▶ [Set problem]: Select every line below that contains the string "Constitution" and copy each one in full. Matches must have the same capitalization.

▶ [Input]:
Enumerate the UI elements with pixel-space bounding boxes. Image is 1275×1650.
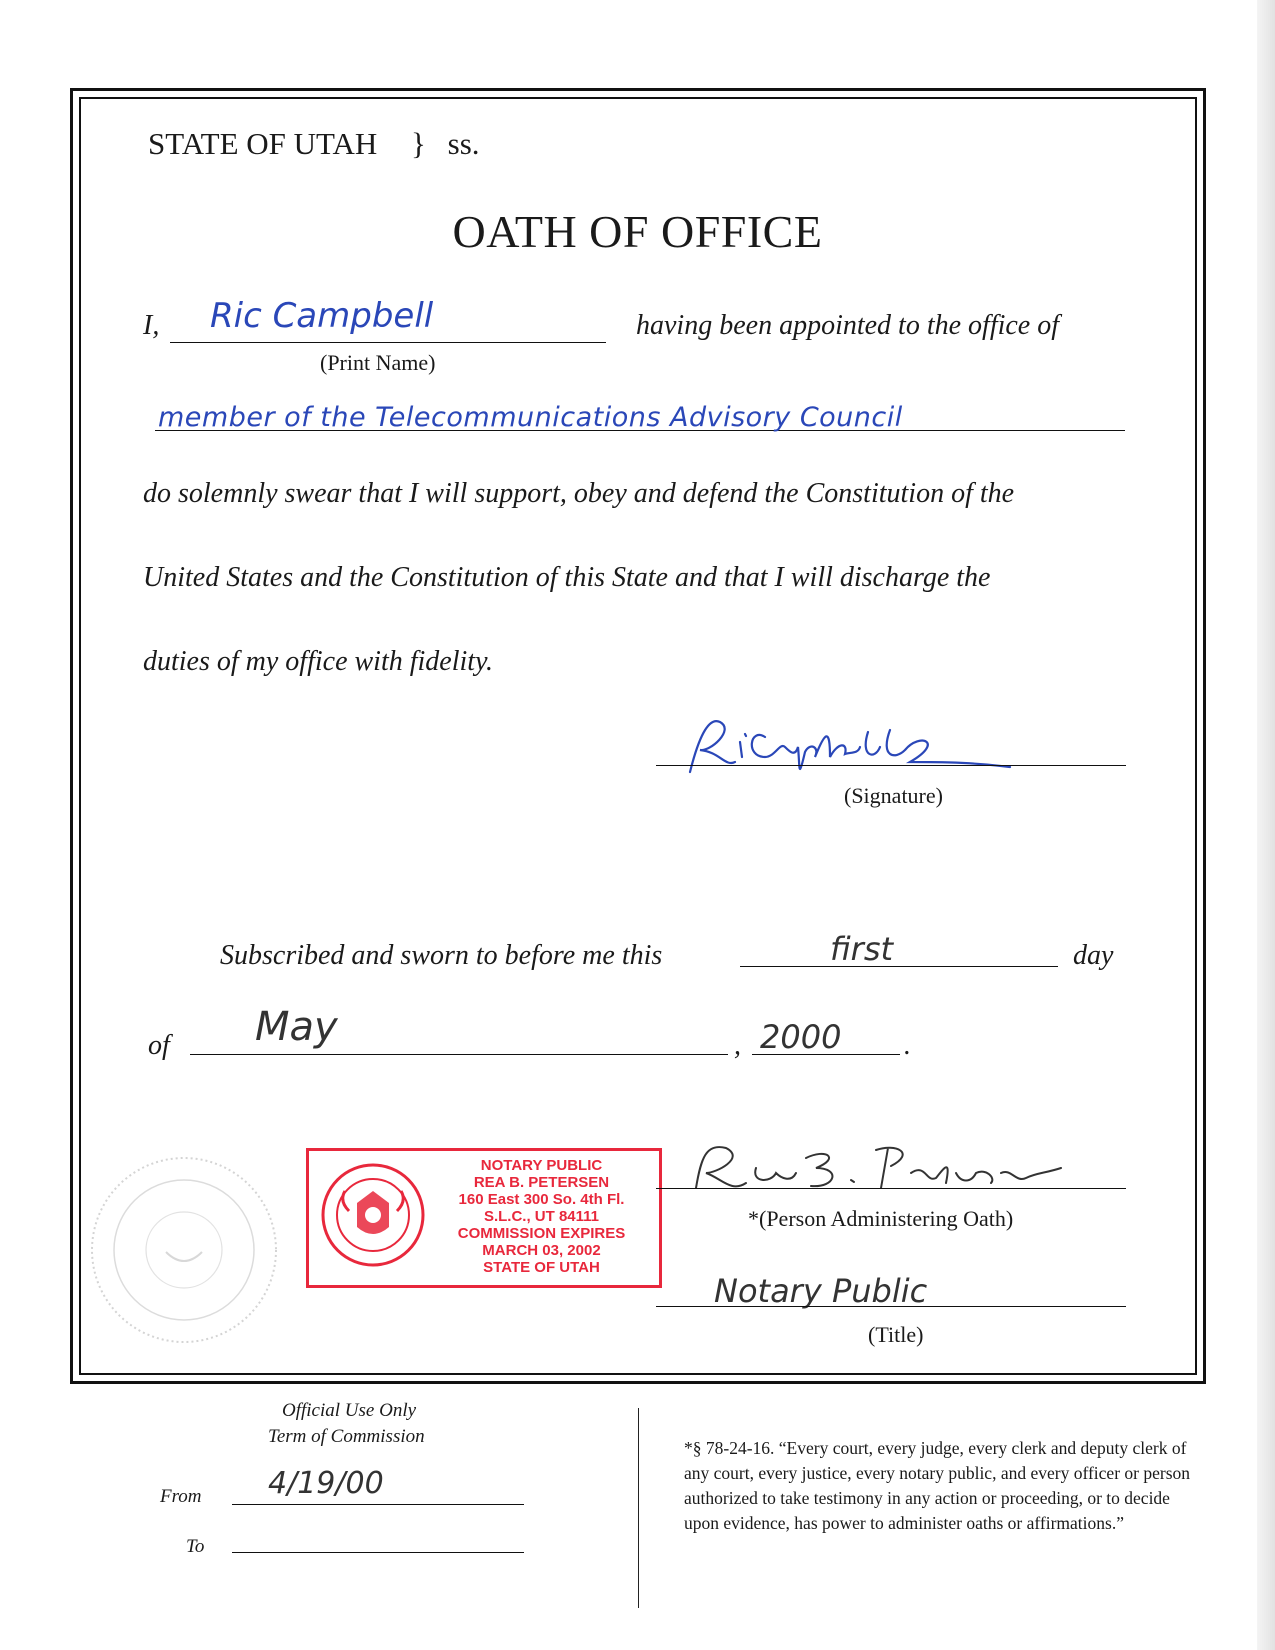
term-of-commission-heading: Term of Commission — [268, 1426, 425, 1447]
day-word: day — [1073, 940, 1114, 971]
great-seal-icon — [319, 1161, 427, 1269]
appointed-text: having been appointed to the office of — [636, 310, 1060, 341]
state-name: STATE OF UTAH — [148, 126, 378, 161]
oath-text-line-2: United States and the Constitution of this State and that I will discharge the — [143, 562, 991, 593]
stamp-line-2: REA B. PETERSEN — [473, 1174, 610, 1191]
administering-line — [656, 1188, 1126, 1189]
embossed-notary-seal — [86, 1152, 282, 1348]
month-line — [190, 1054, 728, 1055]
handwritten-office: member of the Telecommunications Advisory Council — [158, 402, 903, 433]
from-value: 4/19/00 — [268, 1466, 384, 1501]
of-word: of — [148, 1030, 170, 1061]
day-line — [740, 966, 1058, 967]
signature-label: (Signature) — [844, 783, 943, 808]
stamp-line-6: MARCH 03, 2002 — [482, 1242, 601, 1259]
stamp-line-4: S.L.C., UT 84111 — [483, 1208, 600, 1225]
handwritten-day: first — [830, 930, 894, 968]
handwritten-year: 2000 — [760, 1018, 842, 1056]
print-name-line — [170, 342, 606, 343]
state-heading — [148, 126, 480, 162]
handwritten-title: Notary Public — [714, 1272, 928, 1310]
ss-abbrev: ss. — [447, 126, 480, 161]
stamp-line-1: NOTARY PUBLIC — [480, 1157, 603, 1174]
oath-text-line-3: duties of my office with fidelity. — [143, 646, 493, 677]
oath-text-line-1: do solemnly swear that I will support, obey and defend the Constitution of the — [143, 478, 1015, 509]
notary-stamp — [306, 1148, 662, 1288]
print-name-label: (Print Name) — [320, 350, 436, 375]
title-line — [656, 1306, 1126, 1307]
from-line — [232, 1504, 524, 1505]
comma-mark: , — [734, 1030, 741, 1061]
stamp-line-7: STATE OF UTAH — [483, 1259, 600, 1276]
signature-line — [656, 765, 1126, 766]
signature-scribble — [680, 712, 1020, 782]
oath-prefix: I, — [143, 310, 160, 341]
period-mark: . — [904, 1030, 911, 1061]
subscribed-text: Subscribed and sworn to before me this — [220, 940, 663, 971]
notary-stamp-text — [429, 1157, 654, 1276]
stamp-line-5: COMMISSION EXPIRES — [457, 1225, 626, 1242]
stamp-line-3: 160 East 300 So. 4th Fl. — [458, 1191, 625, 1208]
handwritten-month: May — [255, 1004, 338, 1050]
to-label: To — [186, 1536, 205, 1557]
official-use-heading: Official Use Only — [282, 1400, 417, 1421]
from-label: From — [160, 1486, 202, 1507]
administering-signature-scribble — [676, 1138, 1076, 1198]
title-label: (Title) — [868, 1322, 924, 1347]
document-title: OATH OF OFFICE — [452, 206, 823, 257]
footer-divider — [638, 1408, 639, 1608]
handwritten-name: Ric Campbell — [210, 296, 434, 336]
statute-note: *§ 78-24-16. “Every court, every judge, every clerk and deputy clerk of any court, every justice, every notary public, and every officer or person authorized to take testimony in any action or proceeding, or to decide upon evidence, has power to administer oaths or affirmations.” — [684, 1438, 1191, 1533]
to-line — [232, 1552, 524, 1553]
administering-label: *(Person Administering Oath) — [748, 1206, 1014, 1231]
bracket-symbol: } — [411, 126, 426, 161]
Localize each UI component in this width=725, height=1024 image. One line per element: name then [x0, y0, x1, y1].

---

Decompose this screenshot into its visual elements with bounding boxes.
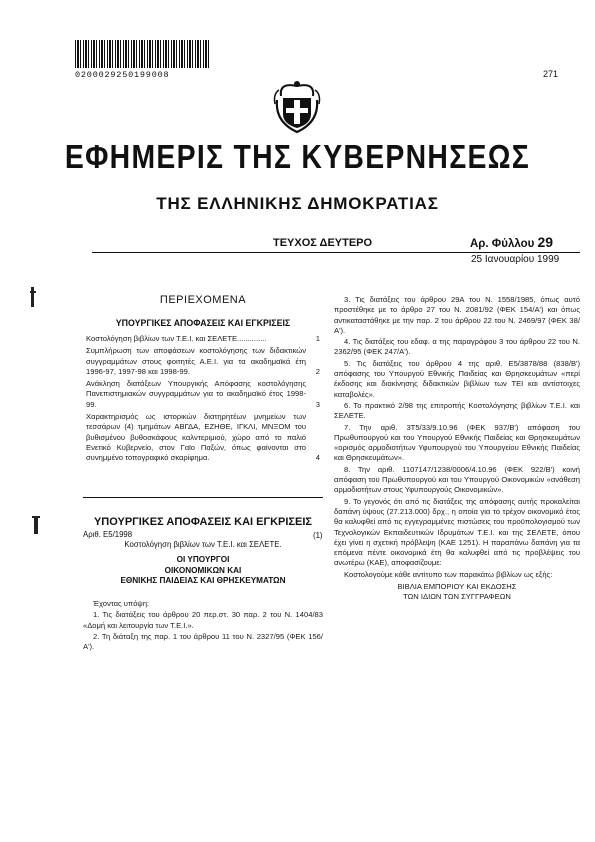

▶ [Final result]:
oath-text-line-2: United States and the Constitution of this State and that I will discharge the — [143, 562, 991, 593]
oath-text-line-1: do solemnly swear that I will support, obey and defend the Constitution of the — [143, 478, 1015, 509]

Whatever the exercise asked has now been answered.